___ Supplied passage ___

Roots infected with root knot nematodes will be knotted, bumpy, and swollen.

As you remove summer vegetable plants in preparation to plant fall crops, be sure to check the roots for signs of infection by root knot nematodes. Most summer crops are susceptible to this soil dwelling, microscopic round worm. Above ground symptoms of infection include stunting, dropping of flowers and fruit, low yields, yellow leaves, frequent wilting, and poor growth. If you have observed these symptoms on any of your crops, take a close look at the roots when you pull them up.

If they are infected with root knot nematodes, the roots will appear swollen, bumpy and knotted. Please note: Beans and peas form knots on their roots as a result of infection by a beneficial microbe that helps these crops grow better. Knots caused by this microbe will be pink inside and will appear attached to the root rather than part of the root itself. Finding these knots on bean and pea roots is not a cause for concern.

Managing Root Knot Nematodes

Root knot nematodes can cause serious problem for most summer vegetables and are especially problematic in sandy soils. There is nothing available that will kill root knot nematodes, but they can be managed to keep levels low enough to successfully grow most vegetables.

One of the easiest ways to reduce nematode levels is to grow crops that are not susceptible to attack. These include asparagus, and cool season crops in the cabbage family, such as broccoli, kale, collards, and mustard. For some crops that are susceptible to nematode attack, resistant varieties are available. For example, while most heirloom tomatoes are highly susceptible to nematodes, many hybrid varieties of tomatoes have been developed with nematode resistance, including ‘Amelia’, ‘Celebrity’ and ‘Better Boy’.

For many other crops resistant varieties are not available. To grow these crops in nematode infested soils gardeners have to rely on other practices to manage nematode levels. A practice gaining in popularity is the use of certain cover crops to reduce nematode populations. These include hairy vetch, cereal rye, ‘Pacific Gold’ mustard, and oilseed radish. One of the most promising cover crops for nematode suppression is rapeseed, a relative of mustard and canola. When tilled into the soil, decaying leaves from this crop suppress root knot nematode levels.

Rapeseed bears golden yellow blossoms in spring.

Rapeseed bears golden yellow blossoms in spring.

Rapeseed, and other nematode supressing cover crops, are seeded in the fall, from late September through late October in southeastern North Carolina.. Seed should be broadcast across the garden. Plants grow through the winter and are tilled into the soil in March. Rapeseed crops have a high sulfur requirement, a nutrient that is commonly deficient in sandy soils. When growing rapeseed for nematode control, be sure to take a sample of your soil to your local Cooperative Extension office for testing to find out if you need to add additional sulfur. If sulfur levels are too low, the rapeseed crop will not be able to generate the organic compounds that suppress nematode populations.

___ Supplied information ___

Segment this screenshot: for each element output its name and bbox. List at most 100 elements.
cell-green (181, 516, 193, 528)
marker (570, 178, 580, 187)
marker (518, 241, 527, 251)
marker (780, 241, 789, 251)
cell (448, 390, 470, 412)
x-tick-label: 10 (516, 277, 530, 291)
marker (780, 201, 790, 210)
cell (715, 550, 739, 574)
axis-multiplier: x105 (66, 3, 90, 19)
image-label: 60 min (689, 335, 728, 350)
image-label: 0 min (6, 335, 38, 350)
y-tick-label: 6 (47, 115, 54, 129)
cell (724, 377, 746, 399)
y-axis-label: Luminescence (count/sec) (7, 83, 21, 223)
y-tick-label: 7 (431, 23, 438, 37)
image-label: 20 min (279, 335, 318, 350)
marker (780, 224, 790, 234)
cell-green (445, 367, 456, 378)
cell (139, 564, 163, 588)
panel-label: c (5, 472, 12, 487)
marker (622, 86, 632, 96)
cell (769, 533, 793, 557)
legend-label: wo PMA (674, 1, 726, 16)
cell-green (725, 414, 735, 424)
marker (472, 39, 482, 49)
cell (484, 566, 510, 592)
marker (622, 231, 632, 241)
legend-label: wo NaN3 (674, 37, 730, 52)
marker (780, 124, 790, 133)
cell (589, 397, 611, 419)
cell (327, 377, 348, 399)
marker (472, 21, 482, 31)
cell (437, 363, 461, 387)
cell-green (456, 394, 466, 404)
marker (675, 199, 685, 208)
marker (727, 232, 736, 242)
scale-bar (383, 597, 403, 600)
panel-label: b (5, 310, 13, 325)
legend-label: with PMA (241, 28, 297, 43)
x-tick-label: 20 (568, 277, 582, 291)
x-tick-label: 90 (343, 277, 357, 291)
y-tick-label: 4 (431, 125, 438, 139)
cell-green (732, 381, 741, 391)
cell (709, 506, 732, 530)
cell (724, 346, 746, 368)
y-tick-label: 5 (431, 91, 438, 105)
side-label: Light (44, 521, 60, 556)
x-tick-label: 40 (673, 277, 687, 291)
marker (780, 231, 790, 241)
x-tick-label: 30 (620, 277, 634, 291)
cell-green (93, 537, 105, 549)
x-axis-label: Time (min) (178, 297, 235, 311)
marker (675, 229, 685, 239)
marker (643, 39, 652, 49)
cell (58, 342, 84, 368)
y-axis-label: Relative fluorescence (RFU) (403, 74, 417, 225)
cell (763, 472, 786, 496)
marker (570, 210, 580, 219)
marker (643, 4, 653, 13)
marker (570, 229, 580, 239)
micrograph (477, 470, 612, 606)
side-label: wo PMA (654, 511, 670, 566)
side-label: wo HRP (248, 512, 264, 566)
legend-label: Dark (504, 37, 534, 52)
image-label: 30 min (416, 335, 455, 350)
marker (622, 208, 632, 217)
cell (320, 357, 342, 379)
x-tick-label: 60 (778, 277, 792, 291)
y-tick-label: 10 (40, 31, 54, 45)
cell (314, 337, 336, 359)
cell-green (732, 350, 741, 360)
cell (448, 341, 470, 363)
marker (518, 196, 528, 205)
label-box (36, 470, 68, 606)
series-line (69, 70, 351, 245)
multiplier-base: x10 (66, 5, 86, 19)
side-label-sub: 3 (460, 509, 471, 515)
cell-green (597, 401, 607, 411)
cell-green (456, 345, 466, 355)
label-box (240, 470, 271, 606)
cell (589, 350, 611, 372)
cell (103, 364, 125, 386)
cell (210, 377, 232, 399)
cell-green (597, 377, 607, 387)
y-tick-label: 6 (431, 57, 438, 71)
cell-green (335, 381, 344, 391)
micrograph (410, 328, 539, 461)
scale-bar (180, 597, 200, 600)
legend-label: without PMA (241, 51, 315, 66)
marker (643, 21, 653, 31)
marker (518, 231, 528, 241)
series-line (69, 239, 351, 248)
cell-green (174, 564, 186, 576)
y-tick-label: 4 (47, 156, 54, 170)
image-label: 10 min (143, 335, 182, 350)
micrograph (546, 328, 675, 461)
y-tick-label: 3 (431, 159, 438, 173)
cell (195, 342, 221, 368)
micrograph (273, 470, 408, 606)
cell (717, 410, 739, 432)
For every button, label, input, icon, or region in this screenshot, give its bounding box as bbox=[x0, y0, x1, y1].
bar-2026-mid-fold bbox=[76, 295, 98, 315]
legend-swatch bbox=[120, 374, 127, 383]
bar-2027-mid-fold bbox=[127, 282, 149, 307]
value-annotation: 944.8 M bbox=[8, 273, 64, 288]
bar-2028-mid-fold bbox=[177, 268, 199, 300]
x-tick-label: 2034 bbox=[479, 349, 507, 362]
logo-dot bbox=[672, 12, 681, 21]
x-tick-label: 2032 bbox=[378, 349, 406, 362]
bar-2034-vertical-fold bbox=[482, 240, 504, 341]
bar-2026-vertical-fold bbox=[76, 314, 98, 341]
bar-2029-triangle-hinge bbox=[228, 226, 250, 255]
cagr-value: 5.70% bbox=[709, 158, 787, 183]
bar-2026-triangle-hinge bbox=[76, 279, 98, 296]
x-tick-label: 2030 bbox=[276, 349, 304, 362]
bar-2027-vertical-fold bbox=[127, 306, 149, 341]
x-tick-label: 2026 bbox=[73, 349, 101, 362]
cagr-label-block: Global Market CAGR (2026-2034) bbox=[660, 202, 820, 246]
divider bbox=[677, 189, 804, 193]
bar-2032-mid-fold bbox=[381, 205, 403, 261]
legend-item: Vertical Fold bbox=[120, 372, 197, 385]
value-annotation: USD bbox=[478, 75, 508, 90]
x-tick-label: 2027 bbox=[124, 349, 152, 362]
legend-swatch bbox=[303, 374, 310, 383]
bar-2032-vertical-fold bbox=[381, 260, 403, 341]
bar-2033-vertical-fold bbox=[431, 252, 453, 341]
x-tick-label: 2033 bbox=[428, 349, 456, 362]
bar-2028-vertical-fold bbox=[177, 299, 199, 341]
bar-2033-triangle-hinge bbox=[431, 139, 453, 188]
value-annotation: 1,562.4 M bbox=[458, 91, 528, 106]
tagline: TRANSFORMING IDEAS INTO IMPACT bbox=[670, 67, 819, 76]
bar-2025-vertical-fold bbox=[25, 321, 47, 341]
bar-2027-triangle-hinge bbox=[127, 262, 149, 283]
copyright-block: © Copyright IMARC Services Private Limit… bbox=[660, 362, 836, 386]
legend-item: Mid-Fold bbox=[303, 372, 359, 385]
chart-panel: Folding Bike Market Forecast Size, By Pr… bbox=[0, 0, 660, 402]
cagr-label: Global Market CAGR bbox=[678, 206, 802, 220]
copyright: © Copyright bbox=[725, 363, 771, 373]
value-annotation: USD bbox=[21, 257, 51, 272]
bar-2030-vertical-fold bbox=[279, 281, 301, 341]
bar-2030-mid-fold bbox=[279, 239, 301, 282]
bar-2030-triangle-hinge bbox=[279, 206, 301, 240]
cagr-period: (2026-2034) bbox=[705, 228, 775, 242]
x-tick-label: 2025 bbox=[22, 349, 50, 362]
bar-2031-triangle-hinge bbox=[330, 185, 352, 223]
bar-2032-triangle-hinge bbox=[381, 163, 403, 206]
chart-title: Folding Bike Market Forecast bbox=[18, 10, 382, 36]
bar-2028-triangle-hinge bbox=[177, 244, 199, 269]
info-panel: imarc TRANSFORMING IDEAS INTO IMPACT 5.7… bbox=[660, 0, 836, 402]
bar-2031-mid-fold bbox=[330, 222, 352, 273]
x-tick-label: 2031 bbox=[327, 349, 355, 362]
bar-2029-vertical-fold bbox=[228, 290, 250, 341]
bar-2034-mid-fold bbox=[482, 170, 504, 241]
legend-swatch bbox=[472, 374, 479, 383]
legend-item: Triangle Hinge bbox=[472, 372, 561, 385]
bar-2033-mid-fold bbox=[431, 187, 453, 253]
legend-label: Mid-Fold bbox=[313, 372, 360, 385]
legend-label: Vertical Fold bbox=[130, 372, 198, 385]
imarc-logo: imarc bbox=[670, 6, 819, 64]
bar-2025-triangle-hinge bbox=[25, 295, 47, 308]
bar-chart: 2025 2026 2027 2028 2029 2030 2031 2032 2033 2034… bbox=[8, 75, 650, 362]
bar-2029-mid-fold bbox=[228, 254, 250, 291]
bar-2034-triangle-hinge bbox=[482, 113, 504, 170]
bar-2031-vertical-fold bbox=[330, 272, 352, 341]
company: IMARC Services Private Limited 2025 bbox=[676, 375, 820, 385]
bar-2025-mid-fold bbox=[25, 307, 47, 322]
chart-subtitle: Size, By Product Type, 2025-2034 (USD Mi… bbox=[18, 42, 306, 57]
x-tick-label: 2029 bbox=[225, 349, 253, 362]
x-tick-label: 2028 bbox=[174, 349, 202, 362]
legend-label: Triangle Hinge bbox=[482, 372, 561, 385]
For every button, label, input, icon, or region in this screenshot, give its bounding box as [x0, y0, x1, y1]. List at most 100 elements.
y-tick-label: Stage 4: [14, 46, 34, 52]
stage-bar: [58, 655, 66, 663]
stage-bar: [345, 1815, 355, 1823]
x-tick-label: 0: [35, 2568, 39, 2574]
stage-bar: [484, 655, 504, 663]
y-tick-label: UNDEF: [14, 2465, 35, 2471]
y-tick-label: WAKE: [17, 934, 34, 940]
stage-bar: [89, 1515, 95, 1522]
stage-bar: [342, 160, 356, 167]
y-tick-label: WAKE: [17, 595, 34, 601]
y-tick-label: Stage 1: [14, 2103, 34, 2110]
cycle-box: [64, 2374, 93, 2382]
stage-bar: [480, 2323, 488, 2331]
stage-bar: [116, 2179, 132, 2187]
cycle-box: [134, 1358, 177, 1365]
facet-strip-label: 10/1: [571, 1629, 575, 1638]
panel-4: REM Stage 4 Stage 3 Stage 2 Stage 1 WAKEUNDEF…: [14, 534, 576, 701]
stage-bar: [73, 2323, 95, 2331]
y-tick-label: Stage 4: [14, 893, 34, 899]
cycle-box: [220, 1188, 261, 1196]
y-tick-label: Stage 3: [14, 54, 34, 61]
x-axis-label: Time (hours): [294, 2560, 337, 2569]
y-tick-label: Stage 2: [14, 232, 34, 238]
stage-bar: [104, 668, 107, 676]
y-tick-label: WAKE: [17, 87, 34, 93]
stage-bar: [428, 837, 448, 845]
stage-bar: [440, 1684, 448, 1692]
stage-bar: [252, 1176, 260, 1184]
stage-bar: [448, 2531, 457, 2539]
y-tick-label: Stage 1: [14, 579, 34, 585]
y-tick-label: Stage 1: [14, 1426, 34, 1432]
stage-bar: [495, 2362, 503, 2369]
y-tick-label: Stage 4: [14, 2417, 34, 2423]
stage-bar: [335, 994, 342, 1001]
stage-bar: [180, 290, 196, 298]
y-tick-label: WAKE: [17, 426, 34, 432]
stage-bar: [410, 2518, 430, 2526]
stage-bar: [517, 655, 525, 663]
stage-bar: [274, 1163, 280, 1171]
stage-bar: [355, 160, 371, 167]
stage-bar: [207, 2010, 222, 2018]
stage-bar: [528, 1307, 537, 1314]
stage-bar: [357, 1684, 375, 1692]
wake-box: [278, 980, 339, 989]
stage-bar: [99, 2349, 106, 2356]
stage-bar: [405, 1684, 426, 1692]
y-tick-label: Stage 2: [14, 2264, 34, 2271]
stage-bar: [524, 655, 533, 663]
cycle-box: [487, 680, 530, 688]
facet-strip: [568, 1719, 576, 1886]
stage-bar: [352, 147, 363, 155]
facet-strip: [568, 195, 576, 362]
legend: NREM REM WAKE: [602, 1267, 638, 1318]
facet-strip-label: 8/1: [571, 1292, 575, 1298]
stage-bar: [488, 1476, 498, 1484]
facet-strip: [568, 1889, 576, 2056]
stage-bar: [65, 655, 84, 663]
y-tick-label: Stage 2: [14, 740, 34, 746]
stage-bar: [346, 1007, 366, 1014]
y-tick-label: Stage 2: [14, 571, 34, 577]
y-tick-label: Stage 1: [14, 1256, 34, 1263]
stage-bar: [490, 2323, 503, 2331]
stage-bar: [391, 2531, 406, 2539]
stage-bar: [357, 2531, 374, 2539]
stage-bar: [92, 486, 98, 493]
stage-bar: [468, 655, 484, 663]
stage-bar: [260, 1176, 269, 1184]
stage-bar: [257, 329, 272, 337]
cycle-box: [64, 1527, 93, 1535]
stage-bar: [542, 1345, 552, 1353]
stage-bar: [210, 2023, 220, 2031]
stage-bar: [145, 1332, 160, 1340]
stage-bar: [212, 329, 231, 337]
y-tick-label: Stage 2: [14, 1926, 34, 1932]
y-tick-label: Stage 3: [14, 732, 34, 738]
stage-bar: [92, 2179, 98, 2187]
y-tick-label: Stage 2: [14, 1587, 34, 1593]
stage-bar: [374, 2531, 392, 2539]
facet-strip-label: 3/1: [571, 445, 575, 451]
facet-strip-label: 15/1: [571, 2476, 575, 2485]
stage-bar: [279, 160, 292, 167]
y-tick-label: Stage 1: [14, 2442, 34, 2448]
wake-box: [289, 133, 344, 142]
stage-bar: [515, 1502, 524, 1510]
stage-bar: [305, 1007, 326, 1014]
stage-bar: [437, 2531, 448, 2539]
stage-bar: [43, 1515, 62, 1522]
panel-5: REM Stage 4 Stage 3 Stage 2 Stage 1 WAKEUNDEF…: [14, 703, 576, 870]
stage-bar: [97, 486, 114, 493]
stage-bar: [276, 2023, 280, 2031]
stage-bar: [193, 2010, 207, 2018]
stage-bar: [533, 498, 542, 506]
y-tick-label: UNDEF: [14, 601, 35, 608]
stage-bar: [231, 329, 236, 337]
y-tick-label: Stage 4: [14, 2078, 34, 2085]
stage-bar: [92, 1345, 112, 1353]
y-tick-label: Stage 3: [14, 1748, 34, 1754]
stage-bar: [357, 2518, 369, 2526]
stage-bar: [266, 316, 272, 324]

___

- _Work item 1_
In the text on root knot nematodes, what color are the insides of the knots caused by the beneficial microbe on bean and pea roots?
- _Work item 2_
Reproduce the part of the text on root knot nematodes from "Roots infected with" up to and including "pull them up.".

- _Task response 1_
Pink.

- _Task response 2_
Roots infected with root knot nematodes will be knotted, bumpy, and swollen.

As you remove summer vegetable plants in preparation to plant fall crops, be sure to check the roots for signs of infection by root knot nematodes. Most summer crops are susceptible to this soil dwelling, microscopic round worm. Above ground symptoms of infection include stunting, dropping of flowers and fruit, low yields, yellow leaves, frequent wilting, and poor growth. If you have observed these symptoms on any of your crops, take a close look at the roots when you pull them up.